STATED GOAL
Lines containing the word "date" need to be counted. Please reply with how many there are, and nothing else.

-- BEGIN RECORDS SUPPLIED --

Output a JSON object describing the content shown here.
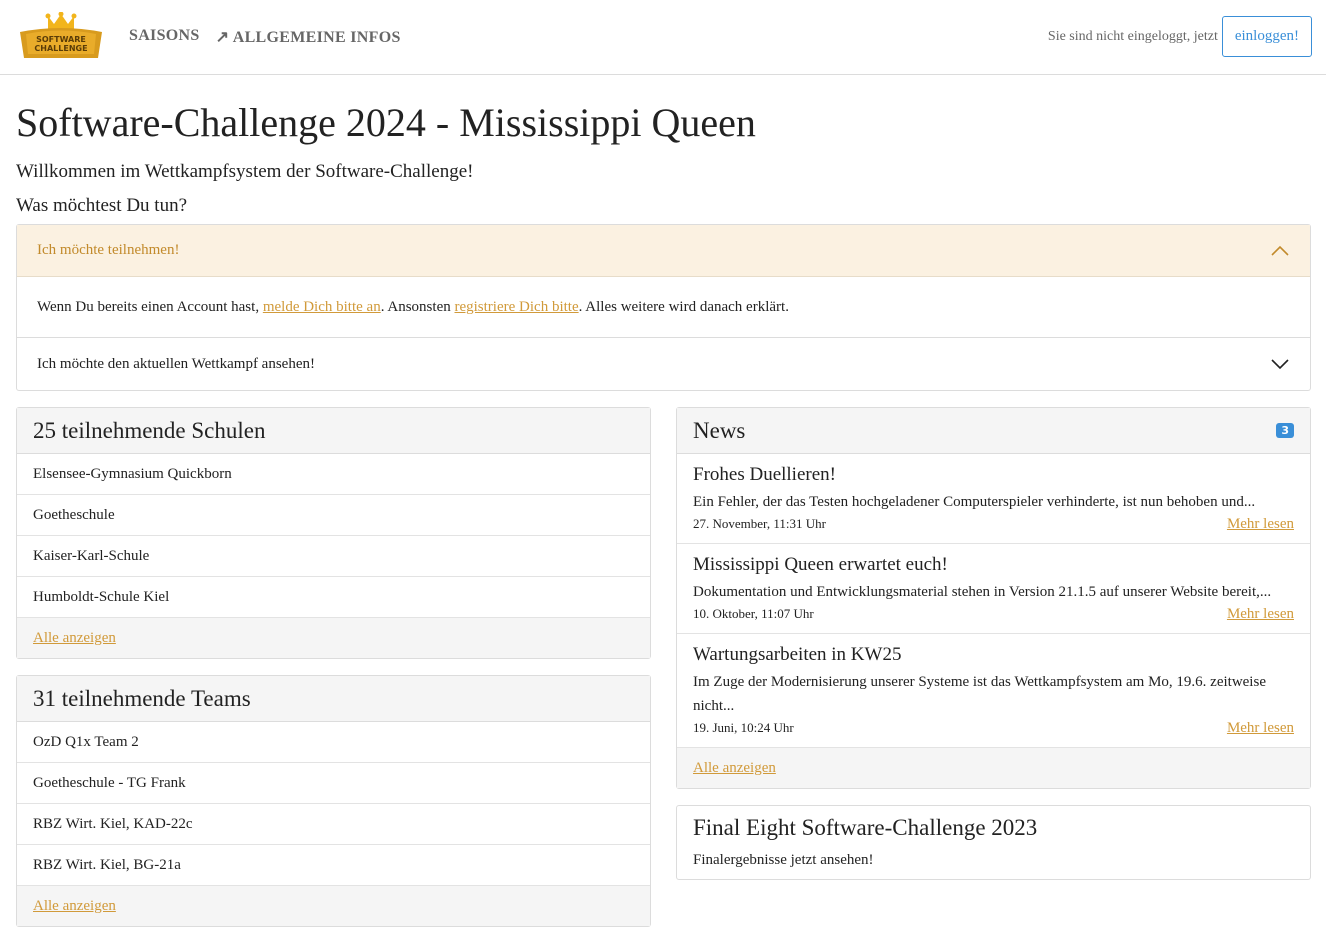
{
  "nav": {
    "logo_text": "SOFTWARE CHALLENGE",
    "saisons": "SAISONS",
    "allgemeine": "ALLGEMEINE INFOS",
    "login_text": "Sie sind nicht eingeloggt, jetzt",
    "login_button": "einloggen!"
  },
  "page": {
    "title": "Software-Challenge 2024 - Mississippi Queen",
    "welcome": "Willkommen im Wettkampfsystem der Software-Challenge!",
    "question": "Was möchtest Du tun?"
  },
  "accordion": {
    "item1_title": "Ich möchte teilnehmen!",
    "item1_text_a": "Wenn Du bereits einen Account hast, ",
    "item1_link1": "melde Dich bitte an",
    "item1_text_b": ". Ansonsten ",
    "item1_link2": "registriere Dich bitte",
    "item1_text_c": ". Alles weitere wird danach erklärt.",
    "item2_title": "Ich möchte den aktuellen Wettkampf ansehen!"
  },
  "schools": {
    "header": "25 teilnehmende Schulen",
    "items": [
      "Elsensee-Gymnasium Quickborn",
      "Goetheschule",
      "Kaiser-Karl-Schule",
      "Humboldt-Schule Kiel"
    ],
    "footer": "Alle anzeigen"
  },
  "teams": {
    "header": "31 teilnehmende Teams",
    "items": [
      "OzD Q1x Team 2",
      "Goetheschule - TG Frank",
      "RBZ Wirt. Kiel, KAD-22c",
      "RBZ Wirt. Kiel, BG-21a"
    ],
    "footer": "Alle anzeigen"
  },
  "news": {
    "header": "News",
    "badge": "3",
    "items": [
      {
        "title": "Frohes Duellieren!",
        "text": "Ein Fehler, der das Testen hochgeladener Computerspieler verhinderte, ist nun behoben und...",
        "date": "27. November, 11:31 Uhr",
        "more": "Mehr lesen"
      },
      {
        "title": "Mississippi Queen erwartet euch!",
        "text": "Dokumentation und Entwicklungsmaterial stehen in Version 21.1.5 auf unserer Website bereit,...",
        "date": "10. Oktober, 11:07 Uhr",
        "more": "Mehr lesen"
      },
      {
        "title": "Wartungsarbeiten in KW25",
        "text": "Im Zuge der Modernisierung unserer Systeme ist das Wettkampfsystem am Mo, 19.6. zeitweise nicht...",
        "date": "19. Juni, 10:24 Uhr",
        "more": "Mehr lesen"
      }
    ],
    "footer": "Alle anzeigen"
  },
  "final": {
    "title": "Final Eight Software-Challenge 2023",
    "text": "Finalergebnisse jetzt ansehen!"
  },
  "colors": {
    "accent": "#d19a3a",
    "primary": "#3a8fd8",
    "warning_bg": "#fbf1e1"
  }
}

-- END RECORDS SUPPLIED --
-- BEGIN RECORDS SUPPLIED --

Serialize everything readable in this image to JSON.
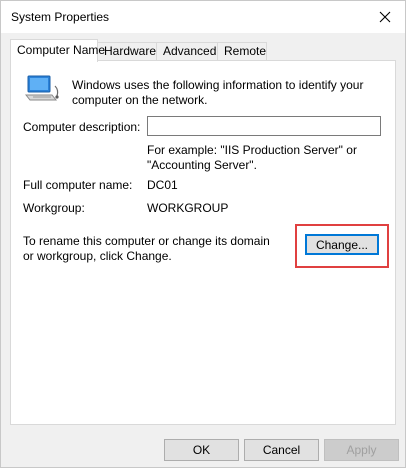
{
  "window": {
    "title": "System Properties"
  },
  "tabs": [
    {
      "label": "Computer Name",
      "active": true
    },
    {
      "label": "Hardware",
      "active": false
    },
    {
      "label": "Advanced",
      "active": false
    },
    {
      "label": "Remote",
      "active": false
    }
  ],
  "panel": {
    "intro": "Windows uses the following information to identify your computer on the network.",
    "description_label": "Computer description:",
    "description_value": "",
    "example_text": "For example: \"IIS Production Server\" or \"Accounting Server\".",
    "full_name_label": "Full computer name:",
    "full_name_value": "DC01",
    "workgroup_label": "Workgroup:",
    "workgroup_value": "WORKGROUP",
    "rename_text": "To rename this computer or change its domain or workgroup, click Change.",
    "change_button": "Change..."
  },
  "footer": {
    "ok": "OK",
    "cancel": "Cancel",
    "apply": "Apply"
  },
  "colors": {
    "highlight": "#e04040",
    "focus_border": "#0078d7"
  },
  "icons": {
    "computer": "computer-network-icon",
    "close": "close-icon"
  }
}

-- END RECORDS SUPPLIED --

TASK SOLUTION
3